↓

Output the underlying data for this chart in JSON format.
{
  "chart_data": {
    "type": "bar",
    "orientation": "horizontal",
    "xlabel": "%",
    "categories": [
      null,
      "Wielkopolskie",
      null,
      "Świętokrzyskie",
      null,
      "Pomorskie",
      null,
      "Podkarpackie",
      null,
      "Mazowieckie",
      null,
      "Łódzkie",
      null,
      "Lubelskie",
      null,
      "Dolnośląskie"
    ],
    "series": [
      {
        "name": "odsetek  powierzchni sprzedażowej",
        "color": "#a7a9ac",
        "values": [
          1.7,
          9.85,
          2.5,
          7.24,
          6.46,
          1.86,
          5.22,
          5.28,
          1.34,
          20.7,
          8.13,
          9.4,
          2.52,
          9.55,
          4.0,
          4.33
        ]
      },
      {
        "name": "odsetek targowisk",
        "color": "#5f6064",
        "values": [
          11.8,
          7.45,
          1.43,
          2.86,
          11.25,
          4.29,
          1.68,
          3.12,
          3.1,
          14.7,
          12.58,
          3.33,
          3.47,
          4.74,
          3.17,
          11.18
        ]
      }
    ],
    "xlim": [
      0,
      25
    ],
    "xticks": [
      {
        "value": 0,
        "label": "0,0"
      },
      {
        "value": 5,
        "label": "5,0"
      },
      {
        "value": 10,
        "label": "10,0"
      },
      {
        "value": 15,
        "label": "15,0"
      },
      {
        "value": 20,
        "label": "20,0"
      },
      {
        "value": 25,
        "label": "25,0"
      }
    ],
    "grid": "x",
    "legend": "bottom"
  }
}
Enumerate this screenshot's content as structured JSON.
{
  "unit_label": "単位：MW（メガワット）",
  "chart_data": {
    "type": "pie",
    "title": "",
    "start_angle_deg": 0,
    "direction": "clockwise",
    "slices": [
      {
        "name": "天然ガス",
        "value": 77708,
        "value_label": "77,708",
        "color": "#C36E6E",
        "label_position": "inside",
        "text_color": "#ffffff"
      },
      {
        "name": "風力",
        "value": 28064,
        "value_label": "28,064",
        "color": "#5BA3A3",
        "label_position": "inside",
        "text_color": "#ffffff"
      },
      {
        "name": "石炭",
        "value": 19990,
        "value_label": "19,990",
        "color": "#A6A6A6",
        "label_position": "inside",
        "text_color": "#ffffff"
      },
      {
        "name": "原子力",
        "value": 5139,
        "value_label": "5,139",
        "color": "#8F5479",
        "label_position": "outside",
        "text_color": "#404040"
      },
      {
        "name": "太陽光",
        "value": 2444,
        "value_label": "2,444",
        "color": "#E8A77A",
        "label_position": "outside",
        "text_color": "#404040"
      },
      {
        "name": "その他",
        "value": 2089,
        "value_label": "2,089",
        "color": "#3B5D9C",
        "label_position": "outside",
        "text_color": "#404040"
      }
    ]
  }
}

↑

WRITTEN EXERCISE:
Emit the records above again, exactly, with no line skipped.

RESULT:
Output the underlying data for this chart in JSON format.
{
  "chart_data": {
    "type": "bar",
    "orientation": "horizontal",
    "xlabel": "%",
    "categories": [
      null,
      "Wielkopolskie",
      null,
      "Świętokrzyskie",
      null,
      "Pomorskie",
      null,
      "Podkarpackie",
      null,
      "Mazowieckie",
      null,
      "Łódzkie",
      null,
      "Lubelskie",
      null,
      "Dolnośląskie"
    ],
    "series": [
      {
        "name": "odsetek  powierzchni sprzedażowej",
        "color": "#a7a9ac",
        "values": [
          1.7,
          9.85,
          2.5,
          7.24,
          6.46,
          1.86,
          5.22,
          5.28,
          1.34,
          20.7,
          8.13,
          9.4,
          2.52,
          9.55,
          4.0,
          4.33
        ]
      },
      {
        "name": "odsetek targowisk",
        "color": "#5f6064",
        "values": [
          11.8,
          7.45,
          1.43,
          2.86,
          11.25,
          4.29,
          1.68,
          3.12,
          3.1,
          14.7,
          12.58,
          3.33,
          3.47,
          4.74,
          3.17,
          11.18
        ]
      }
    ],
    "xlim": [
      0,
      25
    ],
    "xticks": [
      {
        "value": 0,
        "label": "0,0"
      },
      {
        "value": 5,
        "label": "5,0"
      },
      {
        "value": 10,
        "label": "10,0"
      },
      {
        "value": 15,
        "label": "15,0"
      },
      {
        "value": 20,
        "label": "20,0"
      },
      {
        "value": 25,
        "label": "25,0"
      }
    ],
    "grid": "x",
    "legend": "bottom"
  }
}
Enumerate this screenshot's content as structured JSON.
{
  "unit_label": "単位：MW（メガワット）",
  "chart_data": {
    "type": "pie",
    "title": "",
    "start_angle_deg": 0,
    "direction": "clockwise",
    "slices": [
      {
        "name": "天然ガス",
        "value": 77708,
        "value_label": "77,708",
        "color": "#C36E6E",
        "label_position": "inside",
        "text_color": "#ffffff"
      },
      {
        "name": "風力",
        "value": 28064,
        "value_label": "28,064",
        "color": "#5BA3A3",
        "label_position": "inside",
        "text_color": "#ffffff"
      },
      {
        "name": "石炭",
        "value": 19990,
        "value_label": "19,990",
        "color": "#A6A6A6",
        "label_position": "inside",
        "text_color": "#ffffff"
      },
      {
        "name": "原子力",
        "value": 5139,
        "value_label": "5,139",
        "color": "#8F5479",
        "label_position": "outside",
        "text_color": "#404040"
      },
      {
        "name": "太陽光",
        "value": 2444,
        "value_label": "2,444",
        "color": "#E8A77A",
        "label_position": "outside",
        "text_color": "#404040"
      },
      {
        "name": "その他",
        "value": 2089,
        "value_label": "2,089",
        "color": "#3B5D9C",
        "label_position": "outside",
        "text_color": "#404040"
      }
    ]
  }
}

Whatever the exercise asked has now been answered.